• [EXERCISE BRIEF]:
Quote every line of the material beneath this one.

┌─ DATASET

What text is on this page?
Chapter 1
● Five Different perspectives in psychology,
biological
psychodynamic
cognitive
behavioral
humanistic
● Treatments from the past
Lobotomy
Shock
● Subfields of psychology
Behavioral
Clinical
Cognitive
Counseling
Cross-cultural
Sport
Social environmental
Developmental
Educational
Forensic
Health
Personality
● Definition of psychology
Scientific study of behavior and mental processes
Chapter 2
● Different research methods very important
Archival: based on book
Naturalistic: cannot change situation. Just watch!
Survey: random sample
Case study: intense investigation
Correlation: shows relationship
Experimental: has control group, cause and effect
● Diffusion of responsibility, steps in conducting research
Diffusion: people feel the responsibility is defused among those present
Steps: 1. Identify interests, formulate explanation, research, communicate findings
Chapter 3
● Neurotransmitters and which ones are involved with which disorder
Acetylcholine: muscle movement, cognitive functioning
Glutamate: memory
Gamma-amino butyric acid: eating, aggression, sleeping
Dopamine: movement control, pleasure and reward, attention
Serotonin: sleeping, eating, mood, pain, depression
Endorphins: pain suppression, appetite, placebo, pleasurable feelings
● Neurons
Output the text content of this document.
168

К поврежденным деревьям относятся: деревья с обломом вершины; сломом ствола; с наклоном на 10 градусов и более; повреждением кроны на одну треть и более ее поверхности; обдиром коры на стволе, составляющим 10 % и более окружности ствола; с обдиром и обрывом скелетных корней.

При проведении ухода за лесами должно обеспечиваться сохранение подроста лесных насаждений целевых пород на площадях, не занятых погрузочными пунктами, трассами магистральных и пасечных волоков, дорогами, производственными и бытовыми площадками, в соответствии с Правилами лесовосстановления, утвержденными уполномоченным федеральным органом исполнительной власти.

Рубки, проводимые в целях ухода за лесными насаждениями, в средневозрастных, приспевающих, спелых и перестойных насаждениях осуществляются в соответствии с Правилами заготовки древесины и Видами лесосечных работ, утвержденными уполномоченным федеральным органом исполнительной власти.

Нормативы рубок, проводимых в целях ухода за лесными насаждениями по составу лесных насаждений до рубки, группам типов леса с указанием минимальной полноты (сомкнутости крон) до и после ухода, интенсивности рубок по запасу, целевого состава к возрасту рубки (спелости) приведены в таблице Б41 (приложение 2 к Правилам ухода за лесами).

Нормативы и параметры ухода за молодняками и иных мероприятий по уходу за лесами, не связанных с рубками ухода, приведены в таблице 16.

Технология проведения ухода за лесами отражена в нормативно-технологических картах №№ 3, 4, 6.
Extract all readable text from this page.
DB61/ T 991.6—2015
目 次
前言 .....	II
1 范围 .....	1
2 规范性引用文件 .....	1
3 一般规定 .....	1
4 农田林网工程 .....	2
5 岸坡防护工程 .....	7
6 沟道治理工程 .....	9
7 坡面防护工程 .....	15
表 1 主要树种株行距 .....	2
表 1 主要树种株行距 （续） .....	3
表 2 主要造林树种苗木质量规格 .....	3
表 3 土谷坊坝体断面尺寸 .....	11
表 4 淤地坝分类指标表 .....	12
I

└─

• [SOLVED EXERCISE]:
What text is on this page?
Chapter 1
● Five Different perspectives in psychology,
biological
psychodynamic
cognitive
behavioral
humanistic
● Treatments from the past
Lobotomy
Shock
● Subfields of psychology
Behavioral
Clinical
Cognitive
Counseling
Cross-cultural
Sport
Social environmental
Developmental
Educational
Forensic
Health
Personality
● Definition of psychology
Scientific study of behavior and mental processes
Chapter 2
● Different research methods very important
Archival: based on book
Naturalistic: cannot change situation. Just watch!
Survey: random sample
Case study: intense investigation
Correlation: shows relationship
Experimental: has control group, cause and effect
● Diffusion of responsibility, steps in conducting research
Diffusion: people feel the responsibility is defused among those present
Steps: 1. Identify interests, formulate explanation, research, communicate findings
Chapter 3
● Neurotransmitters and which ones are involved with which disorder
Acetylcholine: muscle movement, cognitive functioning
Glutamate: memory
Gamma-amino butyric acid: eating, aggression, sleeping
Dopamine: movement control, pleasure and reward, attention
Serotonin: sleeping, eating, mood, pain, depression
Endorphins: pain suppression, appetite, placebo, pleasurable feelings
● Neurons
Output the text content of this document.
168

К поврежденным деревьям относятся: деревья с обломом вершины; сломом ствола; с наклоном на 10 градусов и более; повреждением кроны на одну треть и более ее поверхности; обдиром коры на стволе, составляющим 10 % и более окружности ствола; с обдиром и обрывом скелетных корней.

При проведении ухода за лесами должно обеспечиваться сохранение подроста лесных насаждений целевых пород на площадях, не занятых погрузочными пунктами, трассами магистральных и пасечных волоков, дорогами, производственными и бытовыми площадками, в соответствии с Правилами лесовосстановления, утвержденными уполномоченным федеральным органом исполнительной власти.

Рубки, проводимые в целях ухода за лесными насаждениями, в средневозрастных, приспевающих, спелых и перестойных насаждениях осуществляются в соответствии с Правилами заготовки древесины и Видами лесосечных работ, утвержденными уполномоченным федеральным органом исполнительной власти.

Нормативы рубок, проводимых в целях ухода за лесными насаждениями по составу лесных насаждений до рубки, группам типов леса с указанием минимальной полноты (сомкнутости крон) до и после ухода, интенсивности рубок по запасу, целевого состава к возрасту рубки (спелости) приведены в таблице Б41 (приложение 2 к Правилам ухода за лесами).

Нормативы и параметры ухода за молодняками и иных мероприятий по уходу за лесами, не связанных с рубками ухода, приведены в таблице 16.

Технология проведения ухода за лесами отражена в нормативно-технологических картах №№ 3, 4, 6.
Extract all readable text from this page.
DB61/ T 991.6—2015
目 次
前言 .....	II
1 范围 .....	1
2 规范性引用文件 .....	1
3 一般规定 .....	1
4 农田林网工程 .....	2
5 岸坡防护工程 .....	7
6 沟道治理工程 .....	9
7 坡面防护工程 .....	15
表 1 主要树种株行距 .....	2
表 1 主要树种株行距 （续） .....	3
表 2 主要造林树种苗木质量规格 .....	3
表 3 土谷坊坝体断面尺寸 .....	11
表 4 淤地坝分类指标表 .....	12
I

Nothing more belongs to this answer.